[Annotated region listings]

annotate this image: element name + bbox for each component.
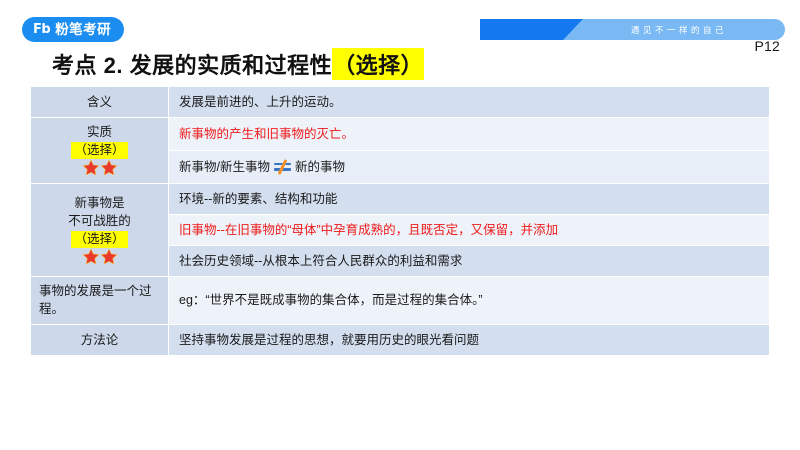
row-label-cell: 方法论 [31, 324, 169, 355]
row-value-cell: 旧事物--在旧事物的“母体”中孕育成熟的，且既否定，又保留，并添加 [169, 215, 770, 246]
row-label-text: 实质 [35, 123, 164, 141]
table-row: 新事物是不可战胜的（选择）环境--新的要素、结构和功能 [31, 183, 770, 214]
row-label-cell: 新事物是不可战胜的（选择） [31, 183, 169, 276]
row-value-text: 旧事物--在旧事物的“母体”中孕育成熟的，且既否定，又保留，并添加 [179, 223, 558, 237]
fenbi-logo-icon: Fb [33, 23, 50, 36]
row-label-cell: 事物的发展是一个过程。 [31, 277, 169, 324]
star-icon [83, 249, 99, 267]
row-value-text: 环境--新的要素、结构和功能 [179, 192, 337, 206]
row-value-text: 新事物/新生事物新的事物 [179, 160, 345, 174]
row-value-text: eg：“世界不是既成事物的集合体，而是过程的集合体。” [179, 293, 482, 307]
row-value-cell: eg：“世界不是既成事物的集合体，而是过程的集合体。” [169, 277, 770, 324]
row-value-text: 社会历史领域--从根本上符合人民群众的利益和需求 [179, 254, 462, 268]
table-row: 实质（选择）新事物的产生和旧事物的灭亡。 [31, 118, 770, 151]
row-label-tag: （选择） [35, 141, 164, 159]
page-title-main: 考点 2. 发展的实质和过程性 [52, 48, 332, 80]
row-label-text: 方法论 [35, 331, 164, 349]
row-label-tag: （选择） [35, 230, 164, 248]
row-label-cell: 实质（选择） [31, 118, 169, 184]
content-table: 含义发展是前进的、上升的运动。实质（选择）新事物的产生和旧事物的灭亡。新事物/新… [30, 86, 770, 356]
star-icon [101, 160, 117, 178]
row-label-text: 事物的发展是一个过程。 [39, 282, 164, 318]
row-value-cell: 发展是前进的、上升的运动。 [169, 87, 770, 118]
row-value-cell: 环境--新的要素、结构和功能 [169, 183, 770, 214]
page-number: P12 [754, 38, 780, 54]
row-star-rating [35, 249, 164, 267]
header-tagline: 遇见不一样的自己 [621, 24, 727, 36]
row-value-cell: 新事物的产生和旧事物的灭亡。 [169, 118, 770, 151]
row-value-cell: 新事物/新生事物新的事物 [169, 151, 770, 184]
row-label-text: 新事物是不可战胜的 [35, 194, 164, 230]
row-star-rating [35, 160, 164, 178]
row-label-text: 含义 [35, 93, 164, 111]
page-title-highlight: （选择） [332, 48, 424, 80]
row-value-cell: 坚持事物发展是过程的思想，就要用历史的眼光看问题 [169, 324, 770, 355]
row-value-text: 坚持事物发展是过程的思想，就要用历史的眼光看问题 [179, 333, 479, 347]
page-title: 考点 2. 发展的实质和过程性 （选择） [52, 48, 424, 80]
brand-logo: Fb 粉笔考研 [22, 17, 124, 42]
table-row: 事物的发展是一个过程。eg：“世界不是既成事物的集合体，而是过程的集合体。” [31, 277, 770, 324]
star-icon [101, 249, 117, 267]
header-band-light: 遇见不一样的自己 [563, 19, 785, 40]
table-row: 方法论坚持事物发展是过程的思想，就要用历史的眼光看问题 [31, 324, 770, 355]
row-label-cell: 含义 [31, 87, 169, 118]
star-icon [83, 160, 99, 178]
table-row: 含义发展是前进的、上升的运动。 [31, 87, 770, 118]
brand-name: 粉笔考研 [55, 23, 111, 37]
row-value-text: 新事物的产生和旧事物的灭亡。 [179, 127, 354, 141]
not-equal-icon [274, 160, 291, 173]
row-value-cell: 社会历史领域--从根本上符合人民群众的利益和需求 [169, 246, 770, 277]
row-value-text: 发展是前进的、上升的运动。 [179, 95, 342, 109]
slide-page: Fb 粉笔考研 遇见不一样的自己 P12 考点 2. 发展的实质和过程性 （选择… [0, 0, 800, 450]
page-header: Fb 粉笔考研 遇见不一样的自己 [0, 0, 800, 46]
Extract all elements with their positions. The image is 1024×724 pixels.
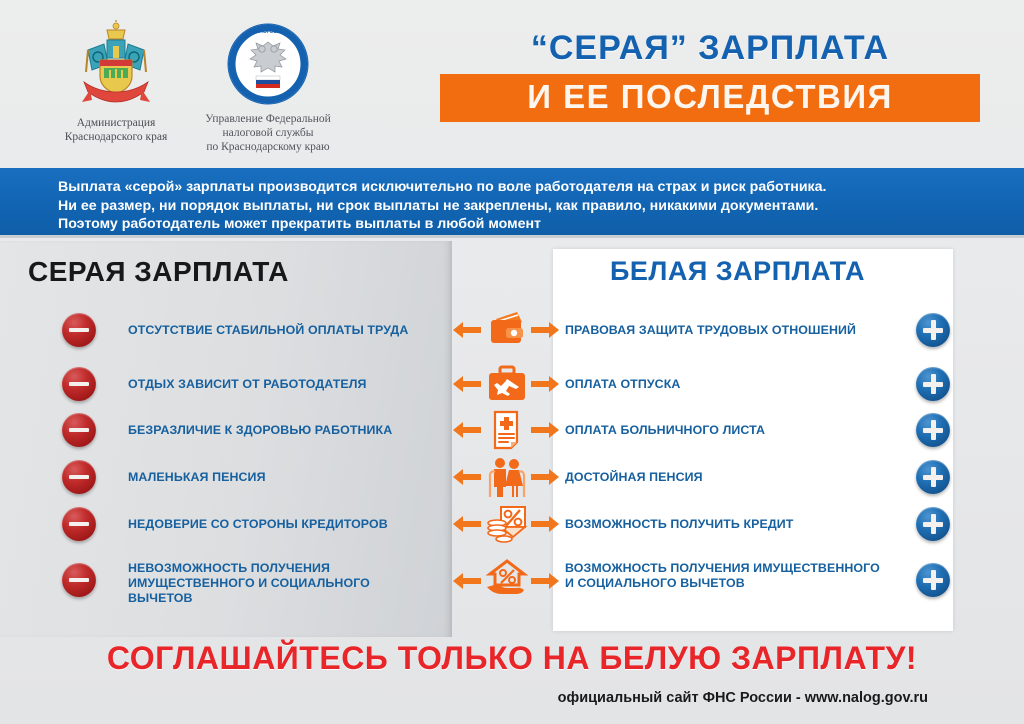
arrow-left-icon	[452, 514, 482, 534]
white-item-label: ДОСТОЙНАЯ ПЕНСИЯ	[565, 470, 905, 485]
house-percent-hand-icon	[484, 557, 530, 603]
white-item-label: ВОЗМОЖНОСТЬ ПОЛУЧИТЬ КРЕДИТ	[565, 517, 905, 532]
minus-icon	[62, 367, 96, 401]
suitcase-plane-icon	[484, 361, 530, 407]
intro-banner: Выплата «серой» зарплаты производится ис…	[0, 168, 1024, 238]
minus-icon	[62, 413, 96, 447]
footer-slogan: СОГЛАШАЙТЕСЬ ТОЛЬКО НА БЕЛУЮ ЗАРПЛАТУ!	[0, 640, 1024, 677]
comparison-row: ОТСУТСТВИЕ СТАБИЛЬНОЙ ОПЛАТЫ ТРУДА ПРАВО…	[0, 306, 1024, 354]
intro-banner-text: Выплата «серой» зарплаты производится ис…	[58, 178, 1000, 234]
arrow-left-icon	[452, 420, 482, 440]
plus-icon	[916, 507, 950, 541]
arrow-left-icon	[452, 467, 482, 487]
arrow-right-icon	[530, 467, 560, 487]
banner-line-1: Выплата «серой» зарплаты производится ис…	[58, 178, 1000, 197]
arrow-right-icon	[530, 420, 560, 440]
arrow-right-icon	[530, 374, 560, 394]
white-item-label: ОПЛАТА ОТПУСКА	[565, 377, 905, 392]
minus-icon	[62, 460, 96, 494]
white-item-label: ОПЛАТА БОЛЬНИЧНОГО ЛИСТА	[565, 423, 905, 438]
comparison-row: НЕВОЗМОЖНОСТЬ ПОЛУЧЕНИЯ ИМУЩЕСТВЕННОГО И…	[0, 550, 1024, 610]
elderly-couple-icon	[484, 454, 530, 500]
comparison-row: МАЛЕНЬКАЯ ПЕНСИЯ ДОСТОЙНАЯ ПЕНСИЯ	[0, 453, 1024, 501]
grey-item-label: ОТСУТСТВИЕ СТАБИЛЬНОЙ ОПЛАТЫ ТРУДА	[128, 323, 438, 338]
grey-item-label: БЕЗРАЗЛИЧИЕ К ЗДОРОВЬЮ РАБОТНИКА	[128, 423, 438, 438]
grey-item-label: МАЛЕНЬКАЯ ПЕНСИЯ	[128, 470, 438, 485]
grey-item-label: НЕДОВЕРИЕ СО СТОРОНЫ КРЕДИТОРОВ	[128, 517, 438, 532]
arrow-right-icon	[530, 320, 560, 340]
title-line-1: “СЕРАЯ” ЗАРПЛАТА	[440, 28, 980, 68]
grey-item-label-line-2: ИМУЩЕСТВЕННОГО И СОЦИАЛЬНОГО ВЫЧЕТОВ	[128, 576, 438, 606]
minus-icon	[62, 563, 96, 597]
plus-icon	[916, 367, 950, 401]
logo-caption-fns: Управление Федеральной налоговой службы …	[168, 112, 368, 154]
footer-official-site: официальный сайт ФНС России - www.nalog.…	[558, 690, 928, 706]
title-highlight-bar: И ЕЕ ПОСЛЕДСТВИЯ	[440, 74, 980, 122]
svg-text:НАЛОГОВАЯ: НАЛОГОВАЯ	[252, 29, 284, 35]
plus-icon	[916, 413, 950, 447]
grey-item-label-line-1: НЕВОЗМОЖНОСТЬ ПОЛУЧЕНИЯ	[128, 561, 438, 576]
krasnodar-coat-of-arms-icon	[74, 20, 158, 112]
minus-icon	[62, 313, 96, 347]
comparison-row: ОТДЫХ ЗАВИСИТ ОТ РАБОТОДАТЕЛЯ ОПЛАТА ОТП…	[0, 360, 1024, 408]
white-item-label-line-2: И СОЦИАЛЬНОГО ВЫЧЕТОВ	[565, 576, 905, 591]
infographic-poster: Администрация Краснодарского края	[0, 0, 1024, 724]
white-item-label: ПРАВОВАЯ ЗАЩИТА ТРУДОВЫХ ОТНОШЕНИЙ	[565, 323, 905, 338]
plus-icon	[916, 313, 950, 347]
poster-header: Администрация Краснодарского края	[0, 0, 1024, 168]
arrow-right-icon	[530, 514, 560, 534]
white-column-heading: БЕЛАЯ ЗАРПЛАТА	[610, 256, 865, 287]
logo-federal-tax-service: НАЛОГОВАЯ Управление Федеральной налогов…	[168, 20, 368, 154]
title-line-2: И ЕЕ ПОСЛЕДСТВИЯ	[450, 79, 970, 115]
arrow-right-icon	[530, 571, 560, 591]
fns-emblem-icon: НАЛОГОВАЯ	[226, 22, 310, 106]
poster-title: “СЕРАЯ” ЗАРПЛАТА И ЕЕ ПОСЛЕДСТВИЯ	[440, 28, 980, 122]
coins-percent-icon	[484, 501, 530, 547]
arrow-left-icon	[452, 320, 482, 340]
wallet-icon	[484, 307, 530, 353]
white-item-label: ВОЗМОЖНОСТЬ ПОЛУЧЕНИЯ ИМУЩЕСТВЕННОГО И С…	[565, 561, 905, 591]
comparison-row: НЕДОВЕРИЕ СО СТОРОНЫ КРЕДИТОРОВ ВОЗМОЖНО…	[0, 500, 1024, 548]
plus-icon	[916, 460, 950, 494]
medical-document-icon	[484, 407, 530, 453]
arrow-left-icon	[452, 571, 482, 591]
white-item-label-line-1: ВОЗМОЖНОСТЬ ПОЛУЧЕНИЯ ИМУЩЕСТВЕННОГО	[565, 561, 905, 576]
grey-item-label: ОТДЫХ ЗАВИСИТ ОТ РАБОТОДАТЕЛЯ	[128, 377, 438, 392]
banner-line-3: Поэтому работодатель может прекратить вы…	[58, 215, 1000, 234]
grey-item-label: НЕВОЗМОЖНОСТЬ ПОЛУЧЕНИЯ ИМУЩЕСТВЕННОГО И…	[128, 561, 438, 606]
comparison-row: БЕЗРАЗЛИЧИЕ К ЗДОРОВЬЮ РАБОТНИКА ОПЛАТА …	[0, 406, 1024, 454]
grey-column-heading: СЕРАЯ ЗАРПЛАТА	[28, 256, 289, 288]
minus-icon	[62, 507, 96, 541]
arrow-left-icon	[452, 374, 482, 394]
plus-icon	[916, 563, 950, 597]
banner-line-2: Ни ее размер, ни порядок выплаты, ни сро…	[58, 197, 1000, 216]
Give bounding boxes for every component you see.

(Written instruction) Reproduce, character for character, the lines of the material starting at the one containing "514, 482, 534]" and ending at the one containing "logo-caption-fns: Управление Федеральной".

(Correct response)
arrow-left-icon	[452, 514, 482, 534]
white-item-label: ДОСТОЙНАЯ ПЕНСИЯ	[565, 470, 905, 485]
house-percent-hand-icon	[484, 557, 530, 603]
white-item-label: ВОЗМОЖНОСТЬ ПОЛУЧИТЬ КРЕДИТ	[565, 517, 905, 532]
minus-icon	[62, 367, 96, 401]
suitcase-plane-icon	[484, 361, 530, 407]
intro-banner: Выплата «серой» зарплаты производится ис…	[0, 168, 1024, 238]
minus-icon	[62, 413, 96, 447]
footer-slogan: СОГЛАШАЙТЕСЬ ТОЛЬКО НА БЕЛУЮ ЗАРПЛАТУ!	[0, 640, 1024, 677]
comparison-row: ОТСУТСТВИЕ СТАБИЛЬНОЙ ОПЛАТЫ ТРУДА ПРАВО…	[0, 306, 1024, 354]
intro-banner-text: Выплата «серой» зарплаты производится ис…	[58, 178, 1000, 234]
arrow-left-icon	[452, 420, 482, 440]
plus-icon	[916, 507, 950, 541]
arrow-left-icon	[452, 467, 482, 487]
arrow-right-icon	[530, 467, 560, 487]
banner-line-1: Выплата «серой» зарплаты производится ис…	[58, 178, 1000, 197]
arrow-right-icon	[530, 420, 560, 440]
arrow-right-icon	[530, 374, 560, 394]
white-item-label: ОПЛАТА ОТПУСКА	[565, 377, 905, 392]
minus-icon	[62, 460, 96, 494]
white-item-label: ОПЛАТА БОЛЬНИЧНОГО ЛИСТА	[565, 423, 905, 438]
comparison-row: НЕВОЗМОЖНОСТЬ ПОЛУЧЕНИЯ ИМУЩЕСТВЕННОГО И…	[0, 550, 1024, 610]
elderly-couple-icon	[484, 454, 530, 500]
comparison-row: МАЛЕНЬКАЯ ПЕНСИЯ ДОСТОЙНАЯ ПЕНСИЯ	[0, 453, 1024, 501]
grey-item-label: ОТСУТСТВИЕ СТАБИЛЬНОЙ ОПЛАТЫ ТРУДА	[128, 323, 438, 338]
grey-item-label: БЕЗРАЗЛИЧИЕ К ЗДОРОВЬЮ РАБОТНИКА	[128, 423, 438, 438]
grey-item-label: МАЛЕНЬКАЯ ПЕНСИЯ	[128, 470, 438, 485]
grey-item-label: НЕДОВЕРИЕ СО СТОРОНЫ КРЕДИТОРОВ	[128, 517, 438, 532]
arrow-right-icon	[530, 320, 560, 340]
title-line-1: “СЕРАЯ” ЗАРПЛАТА	[440, 28, 980, 68]
grey-item-label-line-2: ИМУЩЕСТВЕННОГО И СОЦИАЛЬНОГО ВЫЧЕТОВ	[128, 576, 438, 606]
minus-icon	[62, 563, 96, 597]
plus-icon	[916, 367, 950, 401]
logo-caption-fns: Управление Федеральной налоговой службы …	[168, 112, 368, 154]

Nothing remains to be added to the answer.